### [AIM]
Select and copy out every line in the records containing "TIANHE".

### [RECORD SET]
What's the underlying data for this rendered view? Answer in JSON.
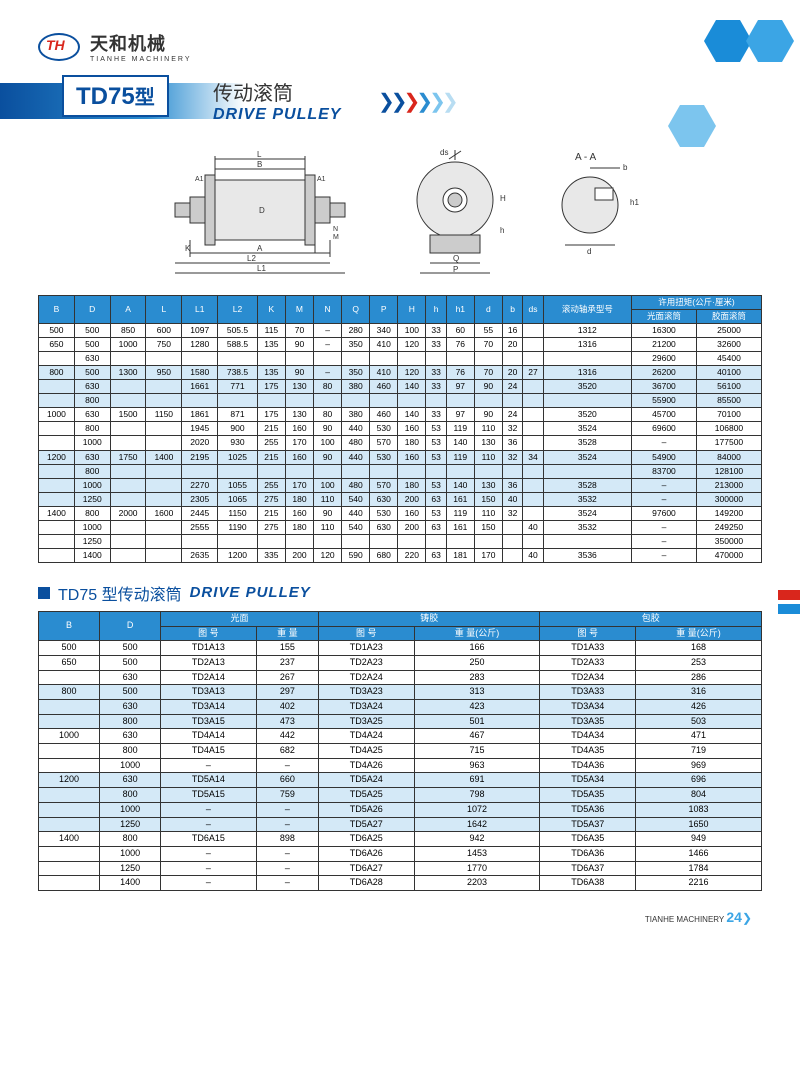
{
  "brand": {
    "cn": "天和机械",
    "en": "TIANHE MACHINERY",
    "logo_text": "TH"
  },
  "title": {
    "model": "TD75",
    "xing": "型",
    "cn": "传动滚筒",
    "en": "DRIVE PULLEY"
  },
  "t1": {
    "headers": [
      "B",
      "D",
      "A",
      "L",
      "L1",
      "L2",
      "K",
      "M",
      "N",
      "Q",
      "P",
      "H",
      "h",
      "h1",
      "d",
      "b",
      "ds",
      "滚动轴承型号",
      "许用扭矩(公斤·厘米)"
    ],
    "sub_headers": [
      "光面滚筒",
      "胶面滚筒"
    ],
    "rows": [
      [
        "500",
        "500",
        "850",
        "600",
        "1097",
        "505.5",
        "115",
        "70",
        "–",
        "280",
        "340",
        "100",
        "33",
        "60",
        "55",
        "16",
        "",
        "1312",
        "16300",
        "25000"
      ],
      [
        "650",
        "500",
        "1000",
        "750",
        "1280",
        "588.5",
        "135",
        "90",
        "–",
        "350",
        "410",
        "120",
        "33",
        "76",
        "70",
        "20",
        "",
        "1316",
        "21200",
        "32600"
      ],
      [
        "",
        "630",
        "",
        "",
        "",
        "",
        "",
        "",
        "",
        "",
        "",
        "",
        "",
        "",
        "",
        "",
        "",
        "",
        "29600",
        "45400"
      ],
      [
        "800",
        "500",
        "1300",
        "950",
        "1580",
        "738.5",
        "135",
        "90",
        "–",
        "350",
        "410",
        "120",
        "33",
        "76",
        "70",
        "20",
        "27",
        "1316",
        "26200",
        "40100"
      ],
      [
        "",
        "630",
        "",
        "",
        "1661",
        "771",
        "175",
        "130",
        "80",
        "380",
        "460",
        "140",
        "33",
        "97",
        "90",
        "24",
        "",
        "3520",
        "36700",
        "56100"
      ],
      [
        "",
        "800",
        "",
        "",
        "",
        "",
        "",
        "",
        "",
        "",
        "",
        "",
        "",
        "",
        "",
        "",
        "",
        "",
        "55900",
        "85500"
      ],
      [
        "1000",
        "630",
        "1500",
        "1150",
        "1861",
        "871",
        "175",
        "130",
        "80",
        "380",
        "460",
        "140",
        "33",
        "97",
        "90",
        "24",
        "",
        "3520",
        "45700",
        "70100"
      ],
      [
        "",
        "800",
        "",
        "",
        "1945",
        "900",
        "215",
        "160",
        "90",
        "440",
        "530",
        "160",
        "53",
        "119",
        "110",
        "32",
        "",
        "3524",
        "69600",
        "106800"
      ],
      [
        "",
        "1000",
        "",
        "",
        "2020",
        "930",
        "255",
        "170",
        "100",
        "480",
        "570",
        "180",
        "53",
        "140",
        "130",
        "36",
        "",
        "3528",
        "–",
        "177500"
      ],
      [
        "1200",
        "630",
        "1750",
        "1400",
        "2195",
        "1025",
        "215",
        "160",
        "90",
        "440",
        "530",
        "160",
        "53",
        "119",
        "110",
        "32",
        "34",
        "3524",
        "54900",
        "84000"
      ],
      [
        "",
        "800",
        "",
        "",
        "",
        "",
        "",
        "",
        "",
        "",
        "",
        "",
        "",
        "",
        "",
        "",
        "",
        "",
        "83700",
        "128100"
      ],
      [
        "",
        "1000",
        "",
        "",
        "2270",
        "1055",
        "255",
        "170",
        "100",
        "480",
        "570",
        "180",
        "53",
        "140",
        "130",
        "36",
        "",
        "3528",
        "–",
        "213000"
      ],
      [
        "",
        "1250",
        "",
        "",
        "2305",
        "1065",
        "275",
        "180",
        "110",
        "540",
        "630",
        "200",
        "63",
        "161",
        "150",
        "40",
        "",
        "3532",
        "–",
        "300000"
      ],
      [
        "1400",
        "800",
        "2000",
        "1600",
        "2445",
        "1150",
        "215",
        "160",
        "90",
        "440",
        "530",
        "160",
        "53",
        "119",
        "110",
        "32",
        "",
        "3524",
        "97600",
        "149200"
      ],
      [
        "",
        "1000",
        "",
        "",
        "2555",
        "1190",
        "275",
        "180",
        "110",
        "540",
        "630",
        "200",
        "63",
        "161",
        "150",
        "",
        "40",
        "3532",
        "–",
        "249250"
      ],
      [
        "",
        "1250",
        "",
        "",
        "",
        "",
        "",
        "",
        "",
        "",
        "",
        "",
        "",
        "",
        "",
        "",
        "",
        "",
        "–",
        "350000"
      ],
      [
        "",
        "1400",
        "",
        "",
        "2635",
        "1200",
        "335",
        "200",
        "120",
        "590",
        "680",
        "220",
        "63",
        "181",
        "170",
        "",
        "40",
        "3536",
        "–",
        "470000"
      ]
    ],
    "stripes": [
      3,
      4,
      5,
      9,
      10,
      11,
      12
    ]
  },
  "sub": {
    "cn": "TD75 型传动滚筒",
    "en": "DRIVE PULLEY"
  },
  "t2": {
    "group_headers": [
      "光面",
      "铸胶",
      "包胶"
    ],
    "col_headers": [
      "B",
      "D",
      "图 号",
      "重 量",
      "图 号",
      "重 量(公斤)",
      "图 号",
      "重 量(公斤)"
    ],
    "rows": [
      [
        "500",
        "500",
        "TD1A13",
        "155",
        "TD1A23",
        "166",
        "TD1A33",
        "168"
      ],
      [
        "650",
        "500",
        "TD2A13",
        "237",
        "TD2A23",
        "250",
        "TD2A33",
        "253"
      ],
      [
        "",
        "630",
        "TD2A14",
        "267",
        "TD2A24",
        "283",
        "TD2A34",
        "286"
      ],
      [
        "800",
        "500",
        "TD3A13",
        "297",
        "TD3A23",
        "313",
        "TD3A33",
        "316"
      ],
      [
        "",
        "630",
        "TD3A14",
        "402",
        "TD3A24",
        "423",
        "TD3A34",
        "426"
      ],
      [
        "",
        "800",
        "TD3A15",
        "473",
        "TD3A25",
        "501",
        "TD3A35",
        "503"
      ],
      [
        "1000",
        "630",
        "TD4A14",
        "442",
        "TD4A24",
        "467",
        "TD4A34",
        "471"
      ],
      [
        "",
        "800",
        "TD4A15",
        "682",
        "TD4A25",
        "715",
        "TD4A35",
        "719"
      ],
      [
        "",
        "1000",
        "–",
        "–",
        "TD4A26",
        "963",
        "TD4A36",
        "969"
      ],
      [
        "1200",
        "630",
        "TD5A14",
        "660",
        "TD5A24",
        "691",
        "TD5A34",
        "696"
      ],
      [
        "",
        "800",
        "TD5A15",
        "759",
        "TD5A25",
        "798",
        "TD5A35",
        "804"
      ],
      [
        "",
        "1000",
        "–",
        "–",
        "TD5A26",
        "1072",
        "TD5A36",
        "1083"
      ],
      [
        "",
        "1250",
        "–",
        "–",
        "TD5A27",
        "1642",
        "TD5A37",
        "1650"
      ],
      [
        "1400",
        "800",
        "TD6A15",
        "898",
        "TD6A25",
        "942",
        "TD6A35",
        "949"
      ],
      [
        "",
        "1000",
        "–",
        "–",
        "TD6A26",
        "1453",
        "TD6A36",
        "1466"
      ],
      [
        "",
        "1250",
        "–",
        "–",
        "TD6A27",
        "1770",
        "TD6A37",
        "1784"
      ],
      [
        "",
        "1400",
        "–",
        "–",
        "TD6A28",
        "2203",
        "TD6A38",
        "2216"
      ]
    ],
    "stripes": [
      3,
      4,
      5,
      9,
      10,
      11,
      12
    ]
  },
  "footer": {
    "brand": "TIANHE MACHINERY",
    "page": "24"
  },
  "colors": {
    "primary": "#0a4f9e",
    "accent": "#2a8cd0",
    "red": "#d9261c",
    "stripe": "#d4e9f7"
  }
}
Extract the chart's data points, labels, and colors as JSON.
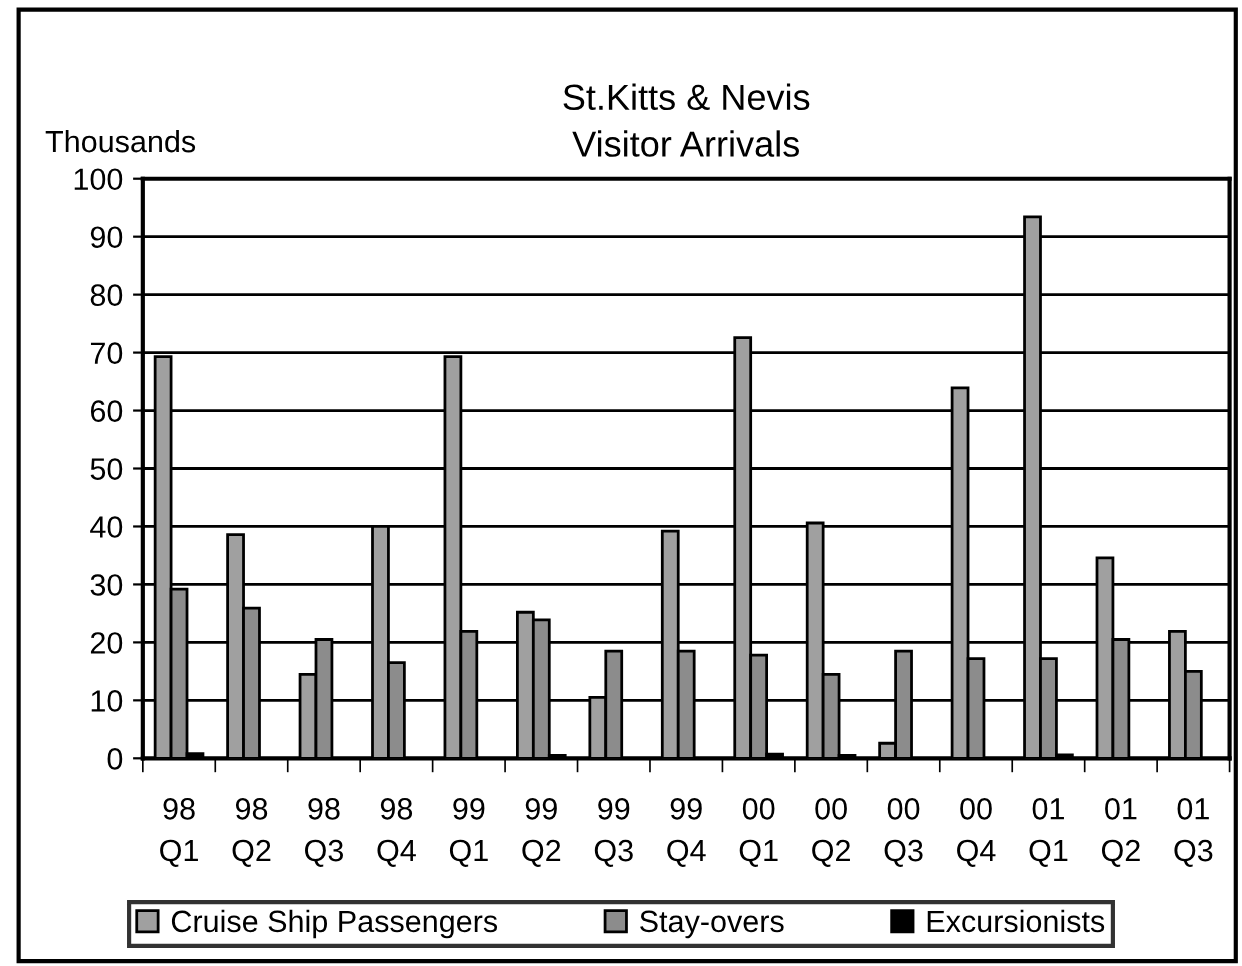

### [TASK SOLUTION]
    "en": "TIANHE MACHINERY",
    "brand": "TIANHE MACHINERY",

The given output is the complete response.